Extract all lines in the data that contain the word "screenshot".
— start Records for processing —
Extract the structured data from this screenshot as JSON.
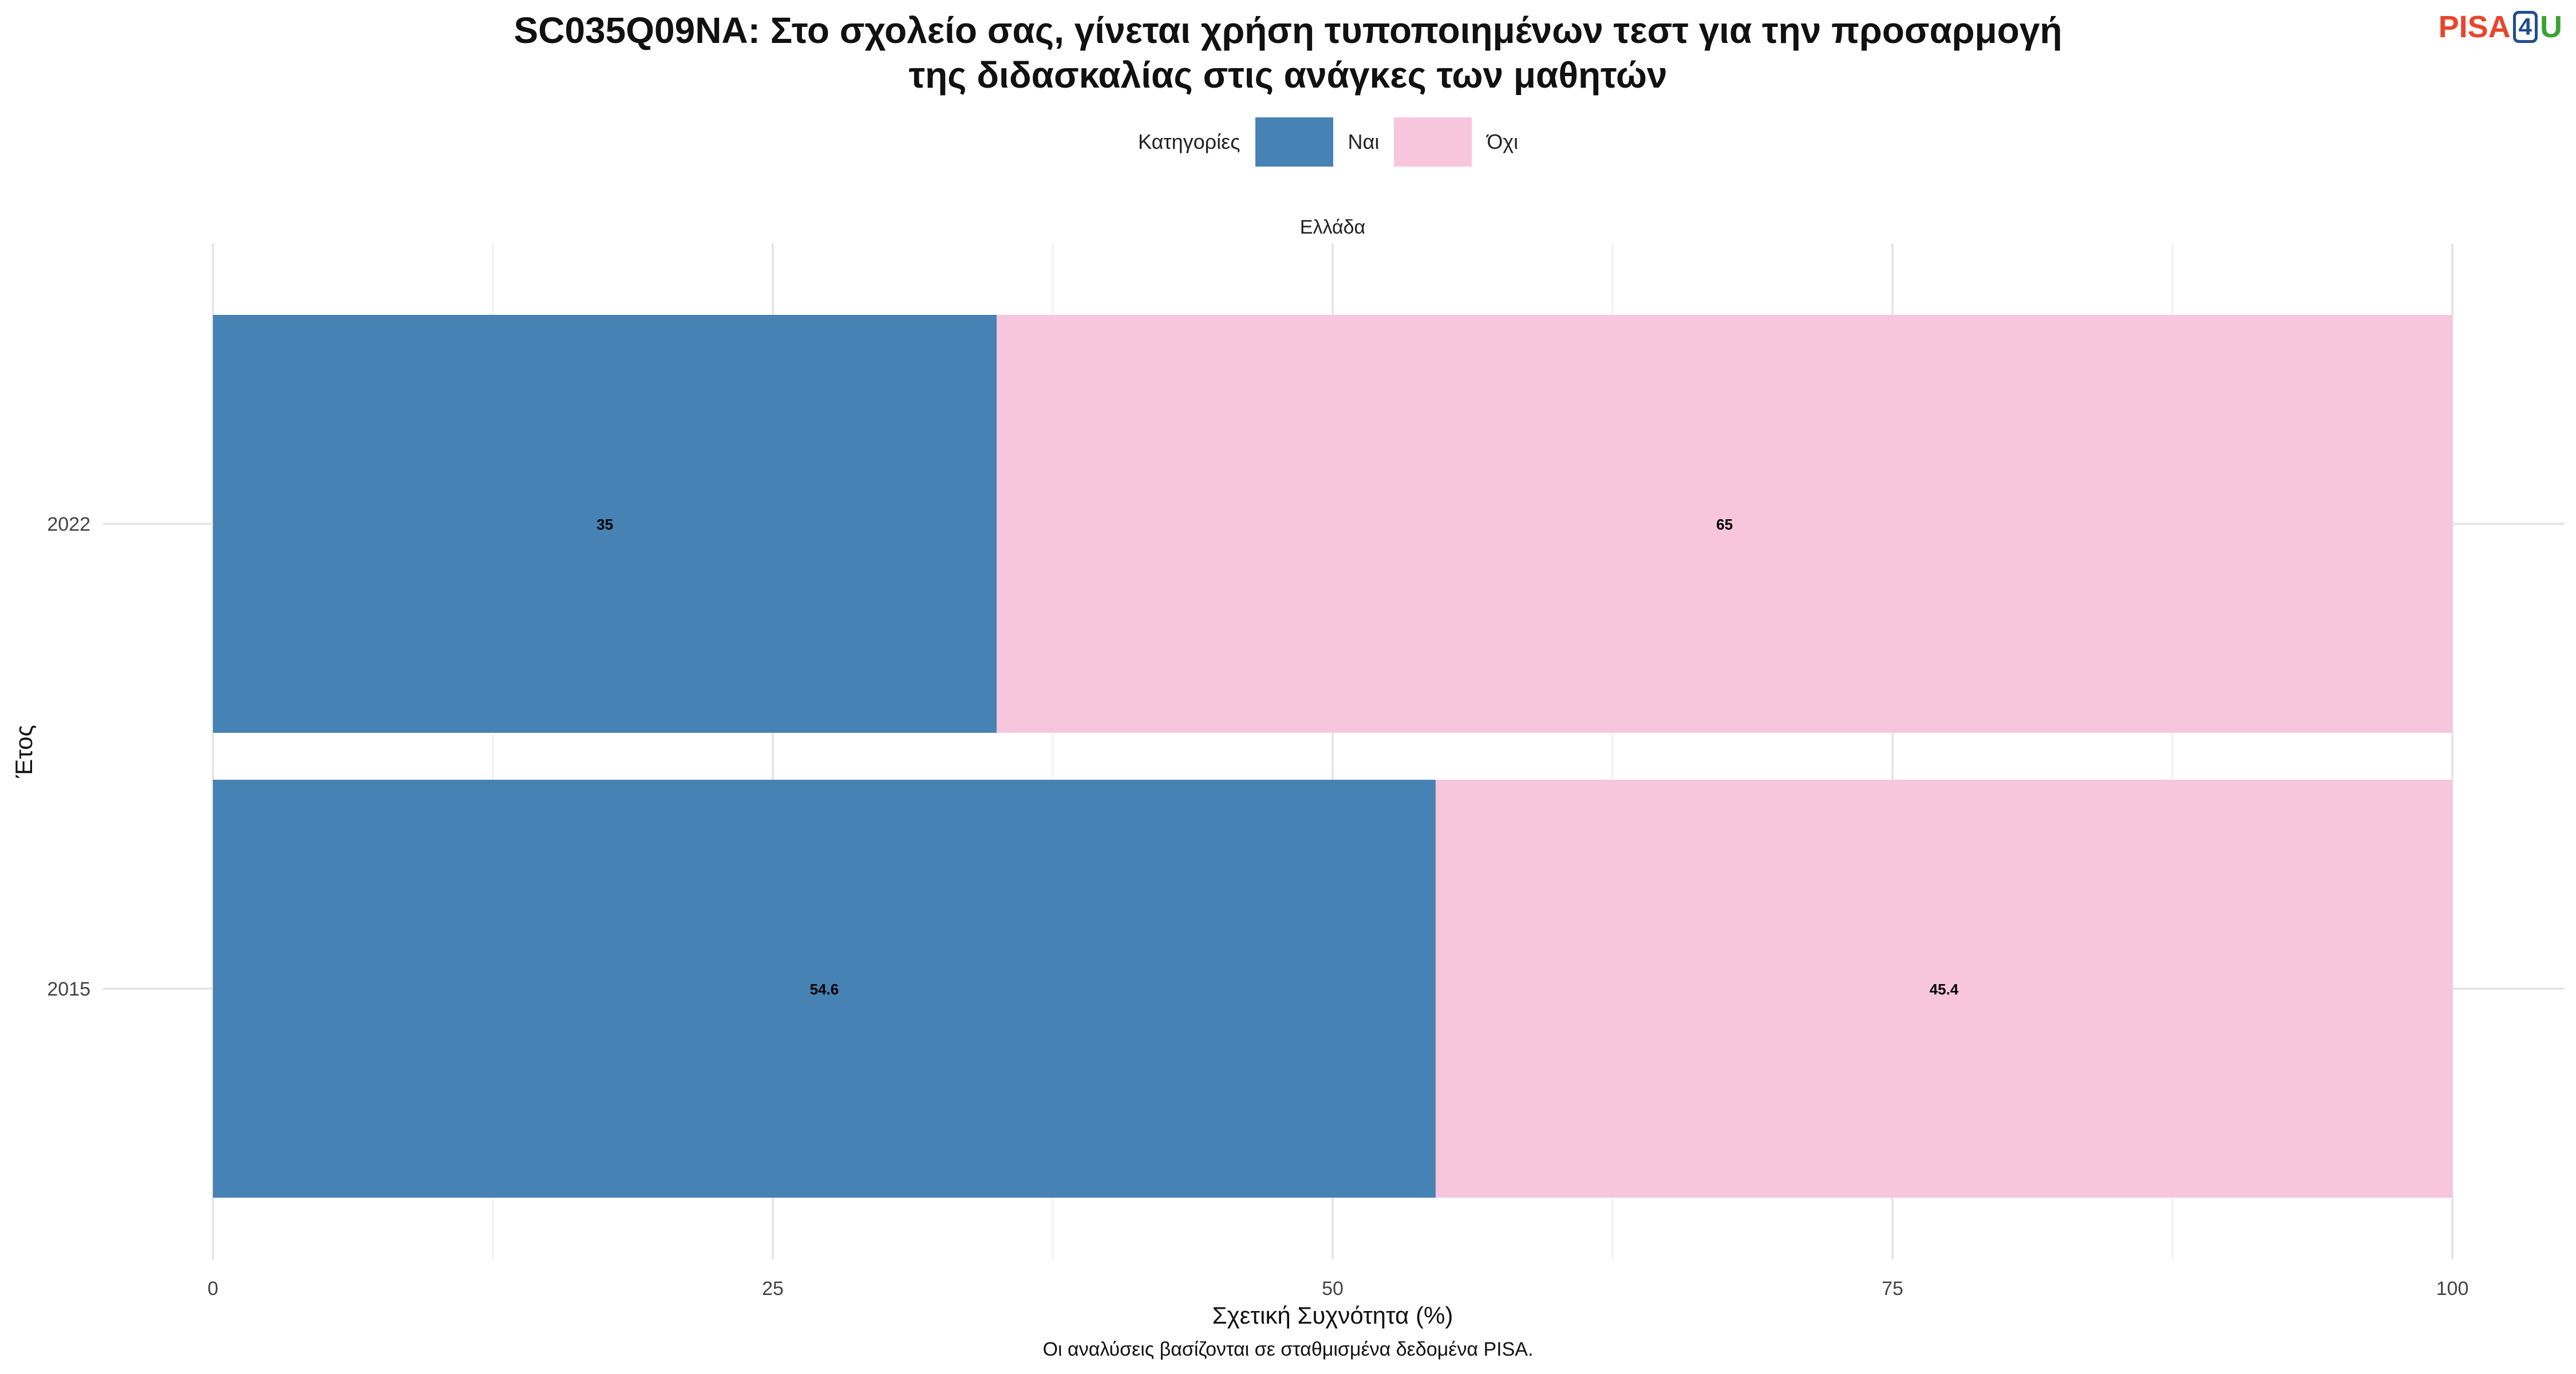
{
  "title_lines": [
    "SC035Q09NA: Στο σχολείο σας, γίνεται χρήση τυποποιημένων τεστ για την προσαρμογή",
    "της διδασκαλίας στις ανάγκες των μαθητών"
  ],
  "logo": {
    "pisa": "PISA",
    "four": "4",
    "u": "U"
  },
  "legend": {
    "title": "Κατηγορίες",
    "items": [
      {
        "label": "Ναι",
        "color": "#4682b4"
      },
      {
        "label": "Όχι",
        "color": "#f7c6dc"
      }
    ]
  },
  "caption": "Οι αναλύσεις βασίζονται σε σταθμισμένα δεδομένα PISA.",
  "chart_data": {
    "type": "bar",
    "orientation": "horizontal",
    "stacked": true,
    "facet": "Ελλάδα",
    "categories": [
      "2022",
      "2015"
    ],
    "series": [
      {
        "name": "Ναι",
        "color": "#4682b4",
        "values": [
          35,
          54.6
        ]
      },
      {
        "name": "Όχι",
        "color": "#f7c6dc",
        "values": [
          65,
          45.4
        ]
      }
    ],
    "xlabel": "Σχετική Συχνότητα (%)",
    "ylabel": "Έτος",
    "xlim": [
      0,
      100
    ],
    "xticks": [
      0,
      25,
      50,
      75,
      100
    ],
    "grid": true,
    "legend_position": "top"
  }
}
— end Records for processing —
— start Records for processing —
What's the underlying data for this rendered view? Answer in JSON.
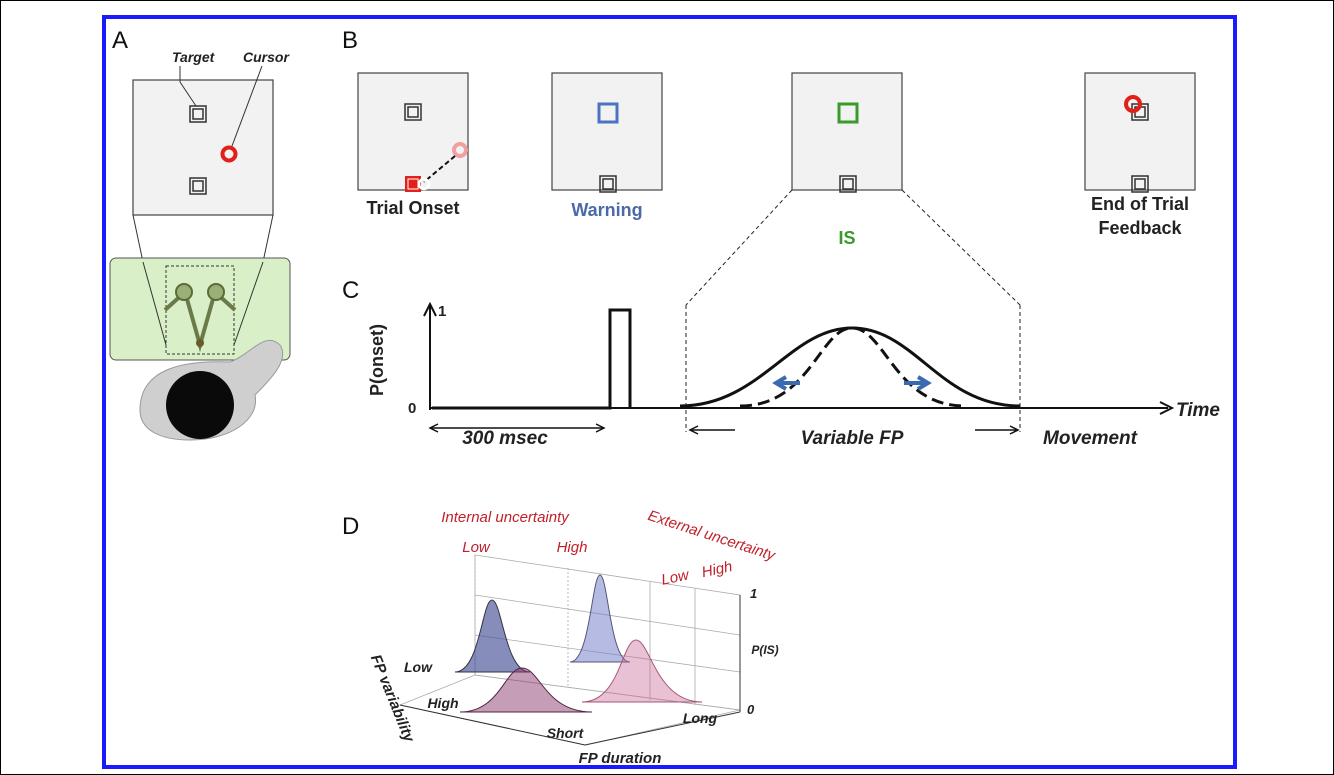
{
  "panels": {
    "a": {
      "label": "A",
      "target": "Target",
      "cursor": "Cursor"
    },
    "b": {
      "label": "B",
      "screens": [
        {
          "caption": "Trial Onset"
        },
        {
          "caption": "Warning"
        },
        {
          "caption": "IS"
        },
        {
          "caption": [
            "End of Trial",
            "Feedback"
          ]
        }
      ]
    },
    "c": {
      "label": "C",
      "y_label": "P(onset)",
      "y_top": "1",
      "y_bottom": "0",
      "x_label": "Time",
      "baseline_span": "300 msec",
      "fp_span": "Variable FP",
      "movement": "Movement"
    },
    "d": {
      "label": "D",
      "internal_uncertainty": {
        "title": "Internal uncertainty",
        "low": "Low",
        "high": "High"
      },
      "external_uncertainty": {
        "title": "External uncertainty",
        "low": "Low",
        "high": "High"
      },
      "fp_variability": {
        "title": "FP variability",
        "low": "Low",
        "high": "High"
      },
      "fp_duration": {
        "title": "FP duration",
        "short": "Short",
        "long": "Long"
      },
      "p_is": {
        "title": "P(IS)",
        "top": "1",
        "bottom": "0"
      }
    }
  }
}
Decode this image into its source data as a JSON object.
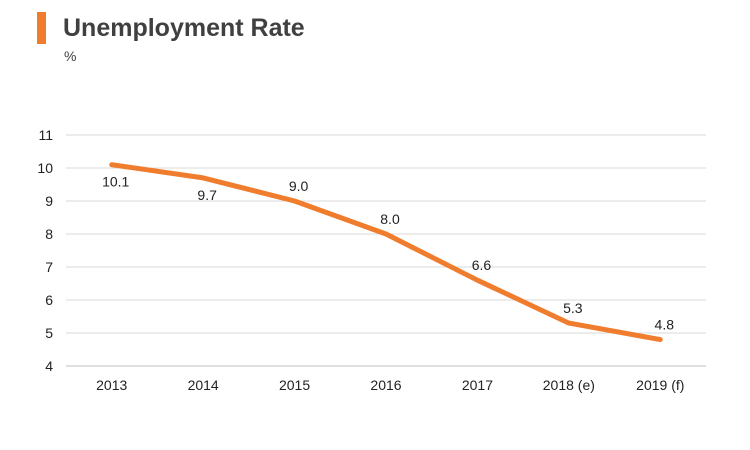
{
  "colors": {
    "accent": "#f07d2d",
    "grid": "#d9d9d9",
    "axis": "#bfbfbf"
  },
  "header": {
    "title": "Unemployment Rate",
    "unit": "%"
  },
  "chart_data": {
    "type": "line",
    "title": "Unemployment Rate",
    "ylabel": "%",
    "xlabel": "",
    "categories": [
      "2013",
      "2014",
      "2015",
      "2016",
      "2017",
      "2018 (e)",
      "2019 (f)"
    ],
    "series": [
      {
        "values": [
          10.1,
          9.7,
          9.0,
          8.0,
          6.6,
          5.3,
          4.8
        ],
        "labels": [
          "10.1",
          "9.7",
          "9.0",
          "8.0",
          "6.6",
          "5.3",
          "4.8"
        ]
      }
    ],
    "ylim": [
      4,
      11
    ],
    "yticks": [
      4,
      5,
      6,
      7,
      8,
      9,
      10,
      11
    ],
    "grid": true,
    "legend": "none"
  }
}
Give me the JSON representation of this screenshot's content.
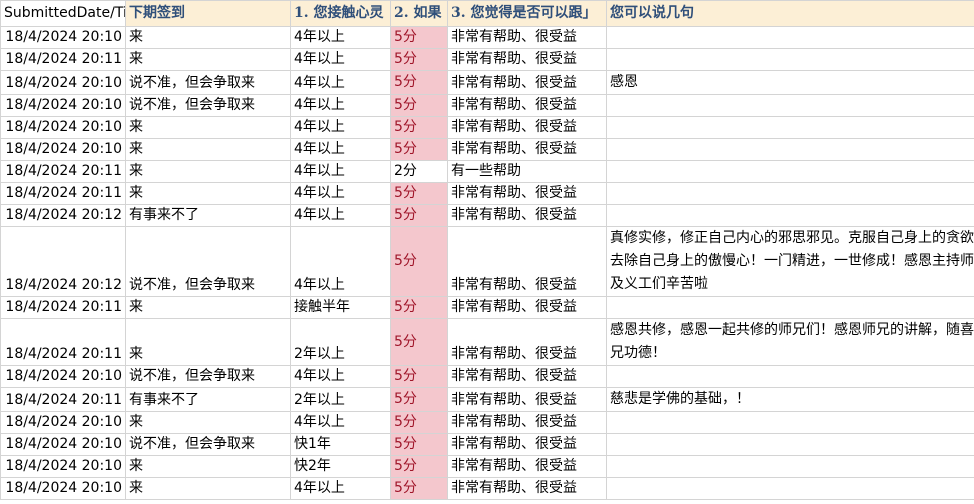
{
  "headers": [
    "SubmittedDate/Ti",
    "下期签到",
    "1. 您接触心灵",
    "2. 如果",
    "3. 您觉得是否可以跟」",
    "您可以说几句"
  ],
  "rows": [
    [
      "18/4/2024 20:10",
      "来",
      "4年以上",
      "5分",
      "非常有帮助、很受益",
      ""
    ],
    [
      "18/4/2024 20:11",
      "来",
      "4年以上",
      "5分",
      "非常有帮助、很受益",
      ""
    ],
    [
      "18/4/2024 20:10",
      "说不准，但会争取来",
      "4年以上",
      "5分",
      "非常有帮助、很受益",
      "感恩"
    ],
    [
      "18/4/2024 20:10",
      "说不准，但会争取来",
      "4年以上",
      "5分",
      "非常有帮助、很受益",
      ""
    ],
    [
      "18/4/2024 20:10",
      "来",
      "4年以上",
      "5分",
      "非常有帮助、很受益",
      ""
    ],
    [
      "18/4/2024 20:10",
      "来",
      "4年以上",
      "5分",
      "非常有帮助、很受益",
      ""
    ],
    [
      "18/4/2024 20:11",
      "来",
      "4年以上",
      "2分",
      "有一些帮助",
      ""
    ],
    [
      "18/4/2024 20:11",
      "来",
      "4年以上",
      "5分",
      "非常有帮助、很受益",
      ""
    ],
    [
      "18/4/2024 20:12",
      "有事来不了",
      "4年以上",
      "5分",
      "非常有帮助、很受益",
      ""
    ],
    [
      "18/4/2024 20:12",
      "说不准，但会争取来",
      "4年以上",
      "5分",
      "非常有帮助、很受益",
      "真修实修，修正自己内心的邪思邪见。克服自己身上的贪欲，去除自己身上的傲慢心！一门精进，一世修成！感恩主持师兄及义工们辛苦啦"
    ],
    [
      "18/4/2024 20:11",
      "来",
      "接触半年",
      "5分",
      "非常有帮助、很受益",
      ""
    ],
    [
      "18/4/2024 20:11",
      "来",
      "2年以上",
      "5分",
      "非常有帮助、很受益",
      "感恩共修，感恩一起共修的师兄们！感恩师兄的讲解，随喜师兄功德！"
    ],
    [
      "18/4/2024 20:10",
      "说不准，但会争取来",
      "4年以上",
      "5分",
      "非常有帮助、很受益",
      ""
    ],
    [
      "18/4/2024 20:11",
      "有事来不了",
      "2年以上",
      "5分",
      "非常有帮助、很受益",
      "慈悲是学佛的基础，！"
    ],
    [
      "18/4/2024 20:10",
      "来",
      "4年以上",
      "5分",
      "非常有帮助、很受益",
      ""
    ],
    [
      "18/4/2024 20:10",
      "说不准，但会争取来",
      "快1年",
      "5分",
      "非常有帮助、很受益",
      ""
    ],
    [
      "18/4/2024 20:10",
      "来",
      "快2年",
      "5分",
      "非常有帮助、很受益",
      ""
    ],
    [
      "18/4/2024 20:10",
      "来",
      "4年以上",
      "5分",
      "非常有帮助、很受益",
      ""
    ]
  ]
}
— end Records for processing —
Result ->
Extract the structured data from this screenshot as JSON.
Give me the JSON representation of this screenshot's content.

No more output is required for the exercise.